Extracted records>
════════════════════

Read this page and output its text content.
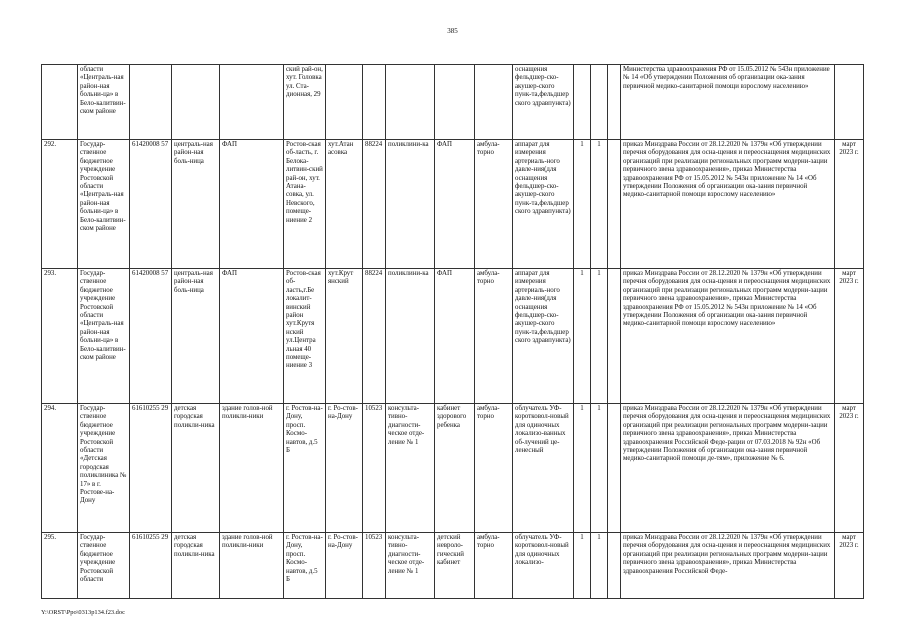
385
	области «Централь-ная район-ная больни-ца» в Бело-калитвин-ском районе				ский рай-он, хут. Головка ул. Ста-дионная, 29						оснащения фельдшер-ско-акушер-ского пунк-та,фельдшер ского здравпункта)				Министерства здравоохранения РФ от 15.05.2012 № 543н приложение № 14 «Об утверждении Положения об организации ока-зания первичной медико-санитарной помощи взрослому населению»	
292.	Государ-ственное бюджетное учреждение Ростовской области «Централь-ная район-ная больни-ца» в Бело-калитвин-ском районе	61420008 57	централь-ная район-ная боль-ница	ФАП	Ростов-ская об-ласть, г. Белока-литвин-ский рай-он, хут. Атана-совка, ул. Невского, помеще-ниение 2	хут.Атан асовка	88224	поликлини-ка	ФАП	амбула-торно	аппарат для измерения артериаль-ного давле-ния(для оснащения фельдшер-ско-акушер-ского пунк-та,фельдшер ского здравпункта)	1	1		приказ Минздрава России от 28.12.2020 № 1379н «Об утверждении перечня оборудования для осна-щения и переоснащения медицинских организаций при реализации региональных программ модерни-зации первичного звена здравоохранения», приказ Министерства здравоохранения РФ от 15.05.2012 № 543н приложение № 14 «Об утверждении Положения об организации ока-зания первичной медико-санитарной помощи взрослому населению»	март 2023 г.
293.	Государ-ственное бюджетное учреждение Ростовской области «Централь-ная район-ная больни-ца» в Бело-калитвин-ском районе	61420008 57	централь-ная район-ная боль-ница	ФАП	Ростов-ская об-ласть,г.Бе локалит-винский район хут.Крутя нский ул.Центра льная 40 помеще-ниение 3	хут.Крут янский	88224	поликлини-ка	ФАП	амбула-торно	аппарат для измерения артериаль-ного давле-ния(для оснащения фельдшер-ско-акушер-ского пунк-та,фельдшер ского здравпункта)	1	1		приказ Минздрава России от 28.12.2020 № 1379н «Об утверждении перечня оборудования для осна-щения и переоснащения медицинских организаций при реализации региональных программ модерни-зации первичного звена здравоохранения», приказ Министерства здравоохранения РФ от 15.05.2012 № 543н приложение № 14 «Об утверждении Положения об организации ока-зания первичной медико-санитарной помощи взрослому населению»	март 2023 г.
294.	Государ-ственное бюджетное учреждение Ростовской области «Детская городская поликлиника № 17» в г. Ростове-на-Дону	61610255 29	детская городская поликли-ника	здание голов-ной поликли-ники	г. Ростов-на-Дону, просп. Космо-навтов, д.5 Б	г. Ро-стов-на-Дону	10523	консульта-тивно-диагности-ческое отде-ление № 1	кабинет здорового ребенка	амбула-торно	облучатель УФ-коротковол-новый для одиночных локализо-ванных об-лучений це-ленесный	1	1		приказ Минздрава России от 28.12.2020 № 1379н «Об утверждении перечня оборудования для осна-щения и переоснащения медицинских организаций при реализации региональных программ модерни-зации первичного звена здравоохранения», приказ Министерства здравоохранения Российской Феде-рации от 07.03.2018 № 92н «Об утверждении Положения об организации ока-зания первичной медико-санитарной помощи де-тям», приложение № 6.	март 2023 г.
295.	Государ-ственное бюджетное учреждение Ростовской области	61610255 29	детская городская поликли-ника	здание голов-ной поликли-ники	г. Ростов-на-Дону, просп. Космо-навтов, д.5 Б	г. Ро-стов-на-Дону	10523	консульта-тивно-диагности-ческое отде-ление № 1	детский невроло-гический кабинет	амбула-торно	облучатель УФ-коротковол-новый для одиночных локализо-	1	1		приказ Минздрава России от 28.12.2020 № 1379н «Об утверждении перечня оборудования для осна-щения и переоснащения медицинских организаций при реализации региональных программ модерни-зации первичного звена здравоохранения», приказ Министерства здравоохранения Российской Феде-	март 2023 г.
Y:\ORST\Ppo\0313p134.f23.doc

════════════════════

Objective> How many lines in these entries contain the string "Феде"? State the number and nothing more.

Task output> 2